YOUR INSTRUCTIONS. Rewrite the material from its first line through the line containing "coin-amount-obscured [528, 427, 650, 495]", changing every "close-icon" to "dismiss-icon" and keeping everything else identical.

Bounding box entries
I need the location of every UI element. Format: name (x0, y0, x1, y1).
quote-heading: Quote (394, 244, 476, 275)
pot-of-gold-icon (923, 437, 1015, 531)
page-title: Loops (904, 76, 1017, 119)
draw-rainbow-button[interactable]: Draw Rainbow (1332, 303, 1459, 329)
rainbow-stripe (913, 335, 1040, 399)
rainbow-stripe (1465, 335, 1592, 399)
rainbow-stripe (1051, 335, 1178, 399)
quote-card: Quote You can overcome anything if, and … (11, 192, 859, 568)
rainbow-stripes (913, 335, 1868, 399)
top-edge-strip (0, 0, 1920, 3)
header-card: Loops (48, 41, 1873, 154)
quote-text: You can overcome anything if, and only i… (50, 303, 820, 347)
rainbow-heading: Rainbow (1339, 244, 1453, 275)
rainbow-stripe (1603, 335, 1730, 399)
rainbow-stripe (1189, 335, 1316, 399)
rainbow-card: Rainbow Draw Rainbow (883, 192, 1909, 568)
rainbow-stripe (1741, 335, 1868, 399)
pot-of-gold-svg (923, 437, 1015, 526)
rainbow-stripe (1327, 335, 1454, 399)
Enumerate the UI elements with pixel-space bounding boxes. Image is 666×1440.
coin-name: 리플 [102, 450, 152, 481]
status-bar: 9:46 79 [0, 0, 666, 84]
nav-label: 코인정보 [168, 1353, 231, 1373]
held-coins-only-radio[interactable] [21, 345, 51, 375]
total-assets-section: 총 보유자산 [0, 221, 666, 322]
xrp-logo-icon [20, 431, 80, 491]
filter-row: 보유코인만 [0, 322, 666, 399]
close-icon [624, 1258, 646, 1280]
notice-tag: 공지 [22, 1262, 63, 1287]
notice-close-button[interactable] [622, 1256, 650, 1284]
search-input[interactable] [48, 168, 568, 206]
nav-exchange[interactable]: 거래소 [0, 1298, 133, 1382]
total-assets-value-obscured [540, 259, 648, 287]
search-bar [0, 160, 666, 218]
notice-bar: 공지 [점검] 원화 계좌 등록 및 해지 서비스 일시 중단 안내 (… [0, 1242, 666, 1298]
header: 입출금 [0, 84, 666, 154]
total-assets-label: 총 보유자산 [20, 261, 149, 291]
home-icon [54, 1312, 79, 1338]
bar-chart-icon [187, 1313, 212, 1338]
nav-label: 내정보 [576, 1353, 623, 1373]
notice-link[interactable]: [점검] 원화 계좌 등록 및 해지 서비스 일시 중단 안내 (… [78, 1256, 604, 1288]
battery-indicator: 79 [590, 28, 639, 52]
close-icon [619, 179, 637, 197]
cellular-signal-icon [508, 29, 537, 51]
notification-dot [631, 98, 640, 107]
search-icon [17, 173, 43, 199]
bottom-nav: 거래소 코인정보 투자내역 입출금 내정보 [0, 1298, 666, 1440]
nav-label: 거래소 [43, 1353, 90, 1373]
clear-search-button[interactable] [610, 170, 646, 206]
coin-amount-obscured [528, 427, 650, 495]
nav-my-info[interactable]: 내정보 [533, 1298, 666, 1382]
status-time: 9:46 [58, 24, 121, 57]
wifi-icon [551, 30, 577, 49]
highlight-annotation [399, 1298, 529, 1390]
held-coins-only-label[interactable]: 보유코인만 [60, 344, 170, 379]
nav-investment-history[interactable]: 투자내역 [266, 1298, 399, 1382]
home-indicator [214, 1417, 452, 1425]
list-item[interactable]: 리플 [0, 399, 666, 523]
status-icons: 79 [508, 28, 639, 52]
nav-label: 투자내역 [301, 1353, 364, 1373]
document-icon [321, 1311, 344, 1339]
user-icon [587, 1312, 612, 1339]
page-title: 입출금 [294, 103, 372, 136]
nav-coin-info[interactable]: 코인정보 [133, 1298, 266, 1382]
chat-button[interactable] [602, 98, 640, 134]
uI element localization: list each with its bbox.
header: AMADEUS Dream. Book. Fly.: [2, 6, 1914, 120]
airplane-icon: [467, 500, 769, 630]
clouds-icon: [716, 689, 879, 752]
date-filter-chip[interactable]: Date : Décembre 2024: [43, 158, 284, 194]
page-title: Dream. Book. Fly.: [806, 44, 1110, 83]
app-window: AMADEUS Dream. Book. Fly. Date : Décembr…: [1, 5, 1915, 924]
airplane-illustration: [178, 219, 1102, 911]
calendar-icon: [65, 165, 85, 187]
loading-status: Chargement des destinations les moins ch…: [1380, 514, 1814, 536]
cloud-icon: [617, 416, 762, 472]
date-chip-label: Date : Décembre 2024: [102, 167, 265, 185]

OUTPUT.
I need the location of every UI element. Format: name (x0, y0, x1, y1).
quote-heading: Quote (394, 244, 476, 275)
pot-of-gold-icon (923, 437, 1015, 531)
page-title: Loops (904, 76, 1017, 119)
draw-rainbow-button[interactable]: Draw Rainbow (1332, 303, 1459, 329)
rainbow-stripe (913, 335, 1040, 399)
rainbow-stripe (1465, 335, 1592, 399)
rainbow-stripe (1051, 335, 1178, 399)
quote-card: Quote You can overcome anything if, and … (11, 192, 859, 568)
rainbow-stripes (913, 335, 1868, 399)
top-edge-strip (0, 0, 1920, 3)
header-card: Loops (48, 41, 1873, 154)
quote-text: You can overcome anything if, and only i… (50, 303, 820, 347)
rainbow-heading: Rainbow (1339, 244, 1453, 275)
rainbow-stripe (1603, 335, 1730, 399)
rainbow-stripe (1189, 335, 1316, 399)
rainbow-card: Rainbow Draw Rainbow (883, 192, 1909, 568)
rainbow-stripe (1741, 335, 1868, 399)
pot-of-gold-svg (923, 437, 1015, 526)
rainbow-stripe (1327, 335, 1454, 399)
Enumerate the UI elements with pixel-space bounding boxes. Image is 666×1440.
coin-name: 리플 [102, 450, 152, 481]
status-bar: 9:46 79 [0, 0, 666, 84]
nav-label: 코인정보 [168, 1353, 231, 1373]
held-coins-only-radio[interactable] [21, 345, 51, 375]
total-assets-section: 총 보유자산 [0, 221, 666, 322]
xrp-logo-icon [20, 431, 80, 491]
filter-row: 보유코인만 [0, 322, 666, 399]
dismiss-icon [624, 1258, 646, 1280]
notice-tag: 공지 [22, 1262, 63, 1287]
notice-close-button[interactable] [622, 1256, 650, 1284]
search-input[interactable] [48, 168, 568, 206]
nav-exchange[interactable]: 거래소 [0, 1298, 133, 1382]
total-assets-value-obscured [540, 259, 648, 287]
search-bar [0, 160, 666, 218]
notice-bar: 공지 [점검] 원화 계좌 등록 및 해지 서비스 일시 중단 안내 (… [0, 1242, 666, 1298]
header: 입출금 [0, 84, 666, 154]
total-assets-label: 총 보유자산 [20, 261, 149, 291]
home-icon [54, 1312, 79, 1338]
bar-chart-icon [187, 1313, 212, 1338]
nav-label: 내정보 [576, 1353, 623, 1373]
notice-link[interactable]: [점검] 원화 계좌 등록 및 해지 서비스 일시 중단 안내 (… [78, 1256, 604, 1288]
battery-indicator: 79 [590, 28, 639, 52]
dismiss-icon [619, 179, 637, 197]
cellular-signal-icon [508, 29, 537, 51]
notification-dot [631, 98, 640, 107]
search-icon [17, 173, 43, 199]
bottom-nav: 거래소 코인정보 투자내역 입출금 내정보 [0, 1298, 666, 1440]
nav-label: 거래소 [43, 1353, 90, 1373]
clear-search-button[interactable] [610, 170, 646, 206]
coin-amount-obscured [528, 427, 650, 495]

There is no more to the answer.